> **Material shown**
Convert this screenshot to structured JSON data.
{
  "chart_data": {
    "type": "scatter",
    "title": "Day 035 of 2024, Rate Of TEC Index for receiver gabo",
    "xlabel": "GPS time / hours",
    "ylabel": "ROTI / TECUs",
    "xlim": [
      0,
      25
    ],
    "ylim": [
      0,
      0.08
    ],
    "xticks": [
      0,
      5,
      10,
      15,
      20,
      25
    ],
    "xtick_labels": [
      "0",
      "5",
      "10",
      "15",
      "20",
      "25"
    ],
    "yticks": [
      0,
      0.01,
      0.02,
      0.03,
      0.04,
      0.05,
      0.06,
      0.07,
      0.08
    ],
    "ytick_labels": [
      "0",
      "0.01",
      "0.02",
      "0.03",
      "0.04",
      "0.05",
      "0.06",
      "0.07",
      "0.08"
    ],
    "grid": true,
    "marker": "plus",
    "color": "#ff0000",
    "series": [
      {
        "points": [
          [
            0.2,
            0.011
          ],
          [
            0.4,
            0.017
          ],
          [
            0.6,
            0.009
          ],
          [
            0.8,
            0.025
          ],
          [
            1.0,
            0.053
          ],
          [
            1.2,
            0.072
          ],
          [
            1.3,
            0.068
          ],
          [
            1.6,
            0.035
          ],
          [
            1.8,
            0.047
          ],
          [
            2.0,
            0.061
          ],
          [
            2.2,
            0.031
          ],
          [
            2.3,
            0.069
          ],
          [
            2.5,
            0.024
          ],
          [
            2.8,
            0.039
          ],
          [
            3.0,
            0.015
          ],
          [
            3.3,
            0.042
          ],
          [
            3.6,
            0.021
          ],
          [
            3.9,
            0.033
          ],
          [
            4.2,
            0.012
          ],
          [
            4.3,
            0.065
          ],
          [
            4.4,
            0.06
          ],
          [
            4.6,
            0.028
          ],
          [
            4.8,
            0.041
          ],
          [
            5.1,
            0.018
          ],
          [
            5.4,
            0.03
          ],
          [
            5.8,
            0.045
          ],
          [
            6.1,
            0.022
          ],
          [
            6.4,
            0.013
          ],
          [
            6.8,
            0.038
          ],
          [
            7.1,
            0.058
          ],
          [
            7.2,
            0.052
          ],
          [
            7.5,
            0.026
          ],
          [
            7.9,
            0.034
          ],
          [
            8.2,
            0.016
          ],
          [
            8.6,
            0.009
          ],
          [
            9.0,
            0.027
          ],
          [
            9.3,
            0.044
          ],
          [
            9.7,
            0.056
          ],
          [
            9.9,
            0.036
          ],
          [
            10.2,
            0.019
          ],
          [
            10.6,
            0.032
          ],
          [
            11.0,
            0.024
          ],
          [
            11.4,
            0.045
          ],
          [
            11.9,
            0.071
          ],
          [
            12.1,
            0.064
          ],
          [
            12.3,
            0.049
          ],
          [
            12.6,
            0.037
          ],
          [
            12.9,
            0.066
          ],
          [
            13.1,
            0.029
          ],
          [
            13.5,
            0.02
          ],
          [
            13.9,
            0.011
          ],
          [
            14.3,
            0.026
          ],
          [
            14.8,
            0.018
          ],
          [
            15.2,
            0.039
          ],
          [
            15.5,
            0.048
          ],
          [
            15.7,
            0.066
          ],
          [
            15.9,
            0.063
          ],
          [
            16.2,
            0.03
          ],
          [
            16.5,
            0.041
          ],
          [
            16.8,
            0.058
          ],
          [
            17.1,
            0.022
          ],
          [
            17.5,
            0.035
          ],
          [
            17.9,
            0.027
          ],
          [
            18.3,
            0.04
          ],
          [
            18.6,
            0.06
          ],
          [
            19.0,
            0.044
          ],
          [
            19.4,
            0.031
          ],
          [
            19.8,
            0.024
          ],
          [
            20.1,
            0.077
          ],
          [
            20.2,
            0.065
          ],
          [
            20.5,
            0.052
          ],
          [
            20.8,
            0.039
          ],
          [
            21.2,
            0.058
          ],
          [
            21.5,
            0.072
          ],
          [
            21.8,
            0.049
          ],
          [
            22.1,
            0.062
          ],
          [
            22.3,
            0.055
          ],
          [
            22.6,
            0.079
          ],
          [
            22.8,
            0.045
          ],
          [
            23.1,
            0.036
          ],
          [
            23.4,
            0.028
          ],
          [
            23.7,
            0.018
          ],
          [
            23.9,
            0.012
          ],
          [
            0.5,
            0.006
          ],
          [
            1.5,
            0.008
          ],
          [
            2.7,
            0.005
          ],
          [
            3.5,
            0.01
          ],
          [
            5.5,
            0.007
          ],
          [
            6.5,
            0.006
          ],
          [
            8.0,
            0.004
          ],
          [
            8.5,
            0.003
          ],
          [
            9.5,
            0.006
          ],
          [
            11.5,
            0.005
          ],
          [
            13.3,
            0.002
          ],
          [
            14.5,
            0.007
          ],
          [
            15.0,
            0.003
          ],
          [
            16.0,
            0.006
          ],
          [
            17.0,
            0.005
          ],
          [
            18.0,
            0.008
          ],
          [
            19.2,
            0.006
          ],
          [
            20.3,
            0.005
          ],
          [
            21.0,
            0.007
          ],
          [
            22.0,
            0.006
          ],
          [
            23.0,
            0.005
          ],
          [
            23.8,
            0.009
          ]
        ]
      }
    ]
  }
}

> **Goal**
Repeat every line of the data, exactly and in full.

> **Solution**
Convert this screenshot to structured JSON data.
{
  "chart_data": {
    "type": "scatter",
    "title": "Day 035 of 2024, Rate Of TEC Index for receiver gabo",
    "xlabel": "GPS time / hours",
    "ylabel": "ROTI / TECUs",
    "xlim": [
      0,
      25
    ],
    "ylim": [
      0,
      0.08
    ],
    "xticks": [
      0,
      5,
      10,
      15,
      20,
      25
    ],
    "xtick_labels": [
      "0",
      "5",
      "10",
      "15",
      "20",
      "25"
    ],
    "yticks": [
      0,
      0.01,
      0.02,
      0.03,
      0.04,
      0.05,
      0.06,
      0.07,
      0.08
    ],
    "ytick_labels": [
      "0",
      "0.01",
      "0.02",
      "0.03",
      "0.04",
      "0.05",
      "0.06",
      "0.07",
      "0.08"
    ],
    "grid": true,
    "marker": "plus",
    "color": "#ff0000",
    "series": [
      {
        "points": [
          [
            0.2,
            0.011
          ],
          [
            0.4,
            0.017
          ],
          [
            0.6,
            0.009
          ],
          [
            0.8,
            0.025
          ],
          [
            1.0,
            0.053
          ],
          [
            1.2,
            0.072
          ],
          [
            1.3,
            0.068
          ],
          [
            1.6,
            0.035
          ],
          [
            1.8,
            0.047
          ],
          [
            2.0,
            0.061
          ],
          [
            2.2,
            0.031
          ],
          [
            2.3,
            0.069
          ],
          [
            2.5,
            0.024
          ],
          [
            2.8,
            0.039
          ],
          [
            3.0,
            0.015
          ],
          [
            3.3,
            0.042
          ],
          [
            3.6,
            0.021
          ],
          [
            3.9,
            0.033
          ],
          [
            4.2,
            0.012
          ],
          [
            4.3,
            0.065
          ],
          [
            4.4,
            0.06
          ],
          [
            4.6,
            0.028
          ],
          [
            4.8,
            0.041
          ],
          [
            5.1,
            0.018
          ],
          [
            5.4,
            0.03
          ],
          [
            5.8,
            0.045
          ],
          [
            6.1,
            0.022
          ],
          [
            6.4,
            0.013
          ],
          [
            6.8,
            0.038
          ],
          [
            7.1,
            0.058
          ],
          [
            7.2,
            0.052
          ],
          [
            7.5,
            0.026
          ],
          [
            7.9,
            0.034
          ],
          [
            8.2,
            0.016
          ],
          [
            8.6,
            0.009
          ],
          [
            9.0,
            0.027
          ],
          [
            9.3,
            0.044
          ],
          [
            9.7,
            0.056
          ],
          [
            9.9,
            0.036
          ],
          [
            10.2,
            0.019
          ],
          [
            10.6,
            0.032
          ],
          [
            11.0,
            0.024
          ],
          [
            11.4,
            0.045
          ],
          [
            11.9,
            0.071
          ],
          [
            12.1,
            0.064
          ],
          [
            12.3,
            0.049
          ],
          [
            12.6,
            0.037
          ],
          [
            12.9,
            0.066
          ],
          [
            13.1,
            0.029
          ],
          [
            13.5,
            0.02
          ],
          [
            13.9,
            0.011
          ],
          [
            14.3,
            0.026
          ],
          [
            14.8,
            0.018
          ],
          [
            15.2,
            0.039
          ],
          [
            15.5,
            0.048
          ],
          [
            15.7,
            0.066
          ],
          [
            15.9,
            0.063
          ],
          [
            16.2,
            0.03
          ],
          [
            16.5,
            0.041
          ],
          [
            16.8,
            0.058
          ],
          [
            17.1,
            0.022
          ],
          [
            17.5,
            0.035
          ],
          [
            17.9,
            0.027
          ],
          [
            18.3,
            0.04
          ],
          [
            18.6,
            0.06
          ],
          [
            19.0,
            0.044
          ],
          [
            19.4,
            0.031
          ],
          [
            19.8,
            0.024
          ],
          [
            20.1,
            0.077
          ],
          [
            20.2,
            0.065
          ],
          [
            20.5,
            0.052
          ],
          [
            20.8,
            0.039
          ],
          [
            21.2,
            0.058
          ],
          [
            21.5,
            0.072
          ],
          [
            21.8,
            0.049
          ],
          [
            22.1,
            0.062
          ],
          [
            22.3,
            0.055
          ],
          [
            22.6,
            0.079
          ],
          [
            22.8,
            0.045
          ],
          [
            23.1,
            0.036
          ],
          [
            23.4,
            0.028
          ],
          [
            23.7,
            0.018
          ],
          [
            23.9,
            0.012
          ],
          [
            0.5,
            0.006
          ],
          [
            1.5,
            0.008
          ],
          [
            2.7,
            0.005
          ],
          [
            3.5,
            0.01
          ],
          [
            5.5,
            0.007
          ],
          [
            6.5,
            0.006
          ],
          [
            8.0,
            0.004
          ],
          [
            8.5,
            0.003
          ],
          [
            9.5,
            0.006
          ],
          [
            11.5,
            0.005
          ],
          [
            13.3,
            0.002
          ],
          [
            14.5,
            0.007
          ],
          [
            15.0,
            0.003
          ],
          [
            16.0,
            0.006
          ],
          [
            17.0,
            0.005
          ],
          [
            18.0,
            0.008
          ],
          [
            19.2,
            0.006
          ],
          [
            20.3,
            0.005
          ],
          [
            21.0,
            0.007
          ],
          [
            22.0,
            0.006
          ],
          [
            23.0,
            0.005
          ],
          [
            23.8,
            0.009
          ]
        ]
      }
    ]
  }
}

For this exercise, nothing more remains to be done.